Chart and figure data
##########
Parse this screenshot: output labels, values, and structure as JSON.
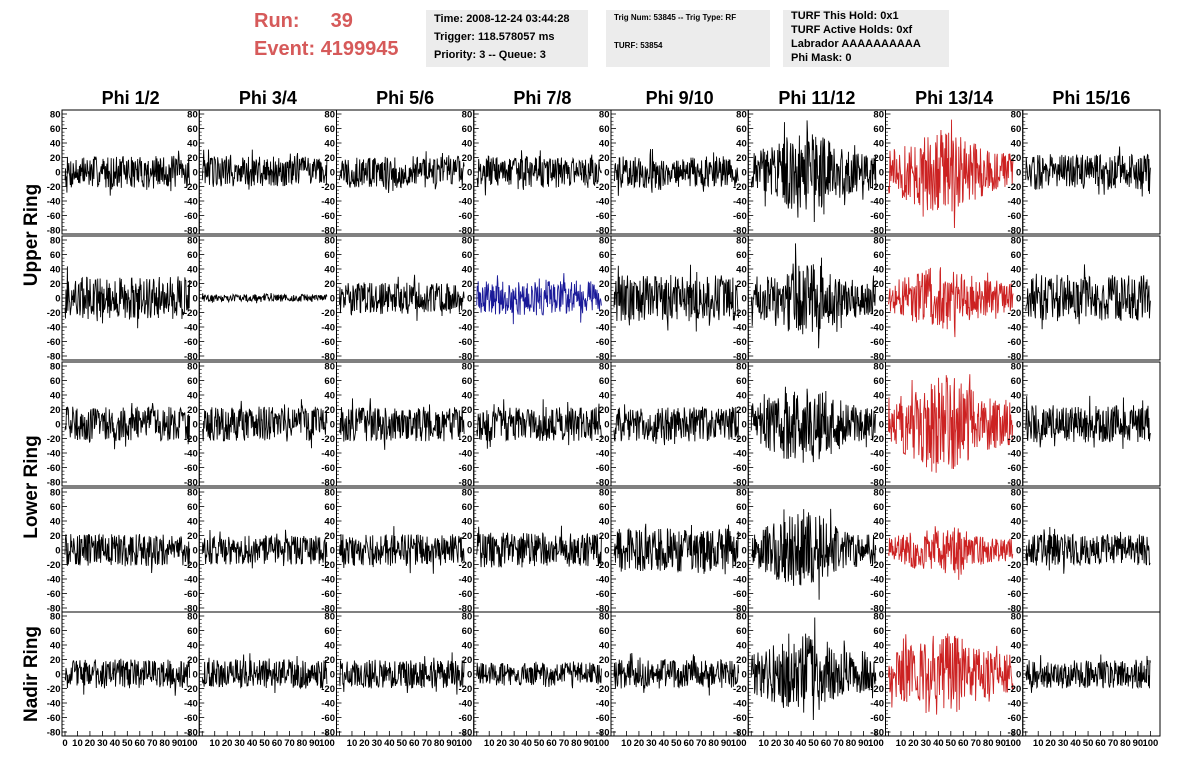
{
  "header": {
    "run_label": "Run:",
    "run_value": "39",
    "event_label": "Event:",
    "event_value": "4199945",
    "time_info": [
      "Time: 2008-12-24 03:44:28",
      "Trigger: 118.578057 ms",
      "Priority: 3 -- Queue: 3"
    ],
    "trig_info": [
      "Trig Num: 53845 -- Trig Type: RF",
      "TURF: 53854"
    ],
    "turf_info": [
      "TURF This Hold: 0x1",
      "TURF Active Holds: 0xf",
      "Labrador AAAAAAAAAA",
      "Phi Mask: 0"
    ]
  },
  "colors": {
    "header_red": "#d65a5a",
    "info_bg": "#ececec",
    "normal_trace": "#000000",
    "triggered_trace": "#cc2222",
    "highlight_trace": "#1a1a99"
  },
  "chart_data": {
    "type": "line",
    "columns": [
      "Phi 1/2",
      "Phi 3/4",
      "Phi 5/6",
      "Phi 7/8",
      "Phi 9/10",
      "Phi 11/12",
      "Phi 13/14",
      "Phi 15/16"
    ],
    "row_groups": [
      "Upper Ring",
      "Lower Ring",
      "Nadir Ring"
    ],
    "ylim": [
      -80,
      80
    ],
    "xlim": [
      0,
      100
    ],
    "y_ticks": [
      -80,
      -60,
      -40,
      -20,
      0,
      20,
      40,
      60,
      80
    ],
    "x_ticks": [
      0,
      10,
      20,
      30,
      40,
      50,
      60,
      70,
      80,
      90,
      100
    ],
    "panel_count_per_column": 5,
    "trace_points": 260,
    "panels": [
      {
        "row": 0,
        "col": 0,
        "amp": 22,
        "color": "normal"
      },
      {
        "row": 0,
        "col": 1,
        "amp": 22,
        "color": "normal"
      },
      {
        "row": 0,
        "col": 2,
        "amp": 22,
        "color": "normal"
      },
      {
        "row": 0,
        "col": 3,
        "amp": 22,
        "color": "normal"
      },
      {
        "row": 0,
        "col": 4,
        "amp": 22,
        "color": "normal"
      },
      {
        "row": 0,
        "col": 5,
        "amp": 45,
        "color": "normal"
      },
      {
        "row": 0,
        "col": 6,
        "amp": 48,
        "color": "triggered"
      },
      {
        "row": 0,
        "col": 7,
        "amp": 24,
        "color": "normal"
      },
      {
        "row": 1,
        "col": 0,
        "amp": 30,
        "color": "normal"
      },
      {
        "row": 1,
        "col": 1,
        "amp": 5,
        "color": "normal"
      },
      {
        "row": 1,
        "col": 2,
        "amp": 22,
        "color": "normal"
      },
      {
        "row": 1,
        "col": 3,
        "amp": 24,
        "color": "highlight"
      },
      {
        "row": 1,
        "col": 4,
        "amp": 32,
        "color": "normal"
      },
      {
        "row": 1,
        "col": 5,
        "amp": 42,
        "color": "normal"
      },
      {
        "row": 1,
        "col": 6,
        "amp": 36,
        "color": "triggered"
      },
      {
        "row": 1,
        "col": 7,
        "amp": 32,
        "color": "normal"
      },
      {
        "row": 2,
        "col": 0,
        "amp": 24,
        "color": "normal"
      },
      {
        "row": 2,
        "col": 1,
        "amp": 24,
        "color": "normal"
      },
      {
        "row": 2,
        "col": 2,
        "amp": 24,
        "color": "normal"
      },
      {
        "row": 2,
        "col": 3,
        "amp": 24,
        "color": "normal"
      },
      {
        "row": 2,
        "col": 4,
        "amp": 24,
        "color": "normal"
      },
      {
        "row": 2,
        "col": 5,
        "amp": 45,
        "color": "normal"
      },
      {
        "row": 2,
        "col": 6,
        "amp": 55,
        "color": "triggered"
      },
      {
        "row": 2,
        "col": 7,
        "amp": 26,
        "color": "normal"
      },
      {
        "row": 3,
        "col": 0,
        "amp": 22,
        "color": "normal"
      },
      {
        "row": 3,
        "col": 1,
        "amp": 20,
        "color": "normal"
      },
      {
        "row": 3,
        "col": 2,
        "amp": 22,
        "color": "normal"
      },
      {
        "row": 3,
        "col": 3,
        "amp": 24,
        "color": "normal"
      },
      {
        "row": 3,
        "col": 4,
        "amp": 30,
        "color": "normal"
      },
      {
        "row": 3,
        "col": 5,
        "amp": 42,
        "color": "normal"
      },
      {
        "row": 3,
        "col": 6,
        "amp": 28,
        "color": "triggered"
      },
      {
        "row": 3,
        "col": 7,
        "amp": 22,
        "color": "normal"
      },
      {
        "row": 4,
        "col": 0,
        "amp": 20,
        "color": "normal"
      },
      {
        "row": 4,
        "col": 1,
        "amp": 20,
        "color": "normal"
      },
      {
        "row": 4,
        "col": 2,
        "amp": 20,
        "color": "normal"
      },
      {
        "row": 4,
        "col": 3,
        "amp": 16,
        "color": "normal"
      },
      {
        "row": 4,
        "col": 4,
        "amp": 20,
        "color": "normal"
      },
      {
        "row": 4,
        "col": 5,
        "amp": 45,
        "color": "normal"
      },
      {
        "row": 4,
        "col": 6,
        "amp": 48,
        "color": "triggered"
      },
      {
        "row": 4,
        "col": 7,
        "amp": 20,
        "color": "normal"
      }
    ]
  }
}
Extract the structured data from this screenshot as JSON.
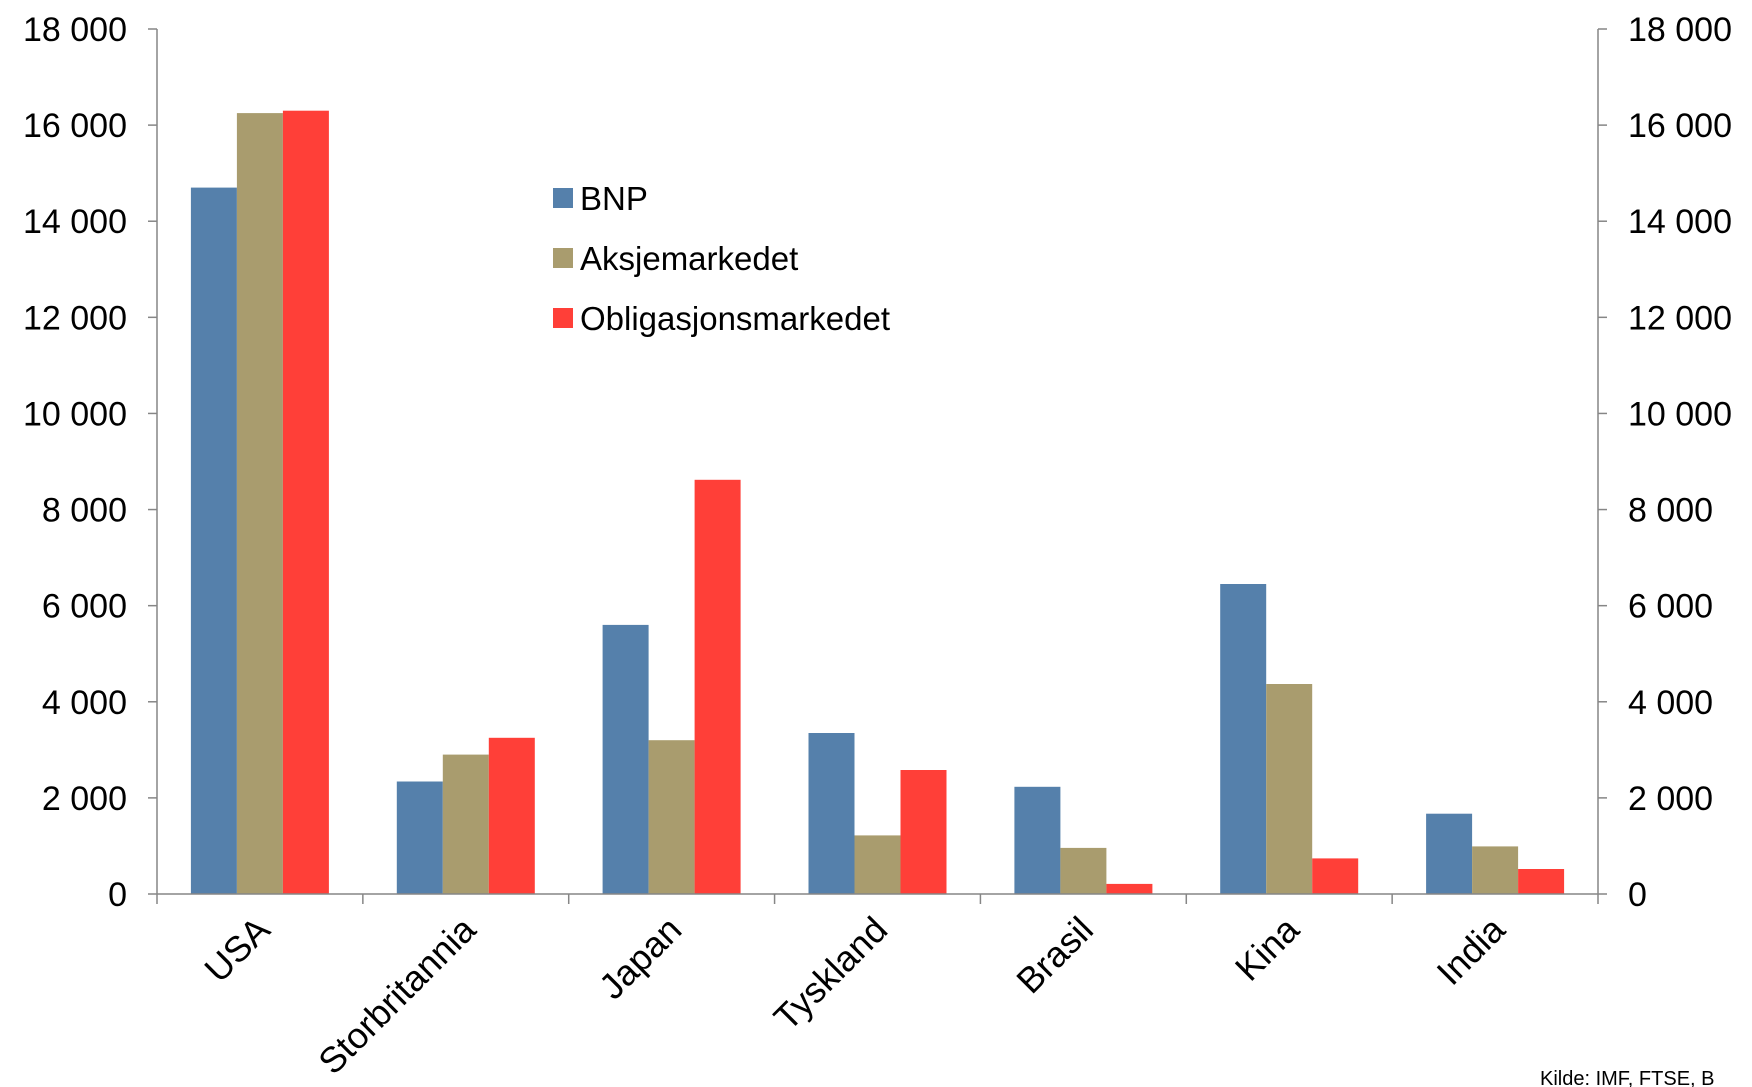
{
  "chart_data": {
    "type": "bar",
    "categories": [
      "USA",
      "Storbritannia",
      "Japan",
      "Tyskland",
      "Brasil",
      "Kina",
      "India"
    ],
    "series": [
      {
        "name": "BNP",
        "color": "#5580ab",
        "values": [
          14700,
          2340,
          5600,
          3350,
          2230,
          6450,
          1670
        ]
      },
      {
        "name": "Aksjemarkedet",
        "color": "#a99c6e",
        "values": [
          16250,
          2900,
          3200,
          1220,
          960,
          4370,
          990
        ]
      },
      {
        "name": "Obligasjonsmarkedet",
        "color": "#ff3f38",
        "values": [
          16300,
          3250,
          8620,
          2580,
          210,
          740,
          520
        ]
      }
    ],
    "ylim": [
      0,
      18000
    ],
    "yticks": [
      0,
      2000,
      4000,
      6000,
      8000,
      10000,
      12000,
      14000,
      16000,
      18000
    ],
    "ytick_labels": [
      "0",
      "2 000",
      "4 000",
      "6 000",
      "8 000",
      "10 000",
      "12 000",
      "14 000",
      "16 000",
      "18 000"
    ],
    "secondary_axis": true,
    "grid": false,
    "legend_position": "upper-center",
    "source_note": "Kilde: IMF, FTSE, B"
  }
}
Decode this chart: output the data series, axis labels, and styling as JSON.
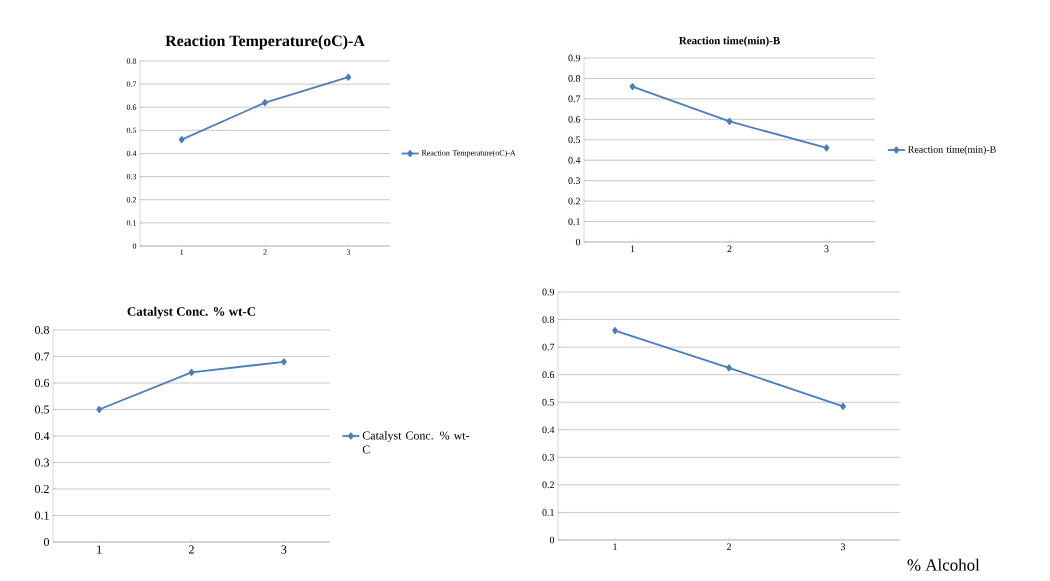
{
  "chart_data": [
    {
      "type": "line",
      "title": "Reaction Temperature(oC)-A",
      "categories": [
        "1",
        "2",
        "3"
      ],
      "series": [
        {
          "name": "Reaction Temperature(oC)-A",
          "color": "#4a7ebb",
          "values": [
            0.46,
            0.62,
            0.73
          ]
        }
      ],
      "ylim": [
        0,
        0.8
      ],
      "yticks": [
        0,
        0.1,
        0.2,
        0.3,
        0.4,
        0.5,
        0.6,
        0.7,
        0.8
      ],
      "grid": "y",
      "legend": "right",
      "marker": "diamond"
    },
    {
      "type": "line",
      "title": "Reaction time(min)-B",
      "categories": [
        "1",
        "2",
        "3"
      ],
      "series": [
        {
          "name": "Reaction time(min)-B",
          "color": "#4a7ebb",
          "values": [
            0.76,
            0.59,
            0.46
          ]
        }
      ],
      "ylim": [
        0,
        0.9
      ],
      "yticks": [
        0,
        0.1,
        0.2,
        0.3,
        0.4,
        0.5,
        0.6,
        0.7,
        0.8,
        0.9
      ],
      "grid": "y",
      "legend": "right",
      "marker": "diamond"
    },
    {
      "type": "line",
      "title": "Catalyst Conc. % wt-C",
      "categories": [
        "1",
        "2",
        "3"
      ],
      "series": [
        {
          "name": "Catalyst Conc. % wt-C",
          "color": "#4a7ebb",
          "values": [
            0.5,
            0.64,
            0.68
          ]
        }
      ],
      "ylim": [
        0,
        0.8
      ],
      "yticks": [
        0,
        0.1,
        0.2,
        0.3,
        0.4,
        0.5,
        0.6,
        0.7,
        0.8
      ],
      "grid": "y",
      "legend": "right",
      "marker": "diamond"
    },
    {
      "type": "line",
      "categories": [
        "1",
        "2",
        "3"
      ],
      "series": [
        {
          "color": "#4a7ebb",
          "values": [
            0.76,
            0.625,
            0.485
          ]
        }
      ],
      "ylim": [
        0,
        0.9
      ],
      "yticks": [
        0,
        0.1,
        0.2,
        0.3,
        0.4,
        0.5,
        0.6,
        0.7,
        0.8,
        0.9
      ],
      "grid": "y",
      "marker": "diamond",
      "annotations": [
        "% Alcohol"
      ]
    }
  ]
}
##########
Filter out every line that lacks the word "output", and copy the rest.

> **EXERCISE SOLUTION**:
Parse this screenshot: output labels, values, and structure as JSON.
Decode this chart: output the data series, axis labels, and styling as JSON.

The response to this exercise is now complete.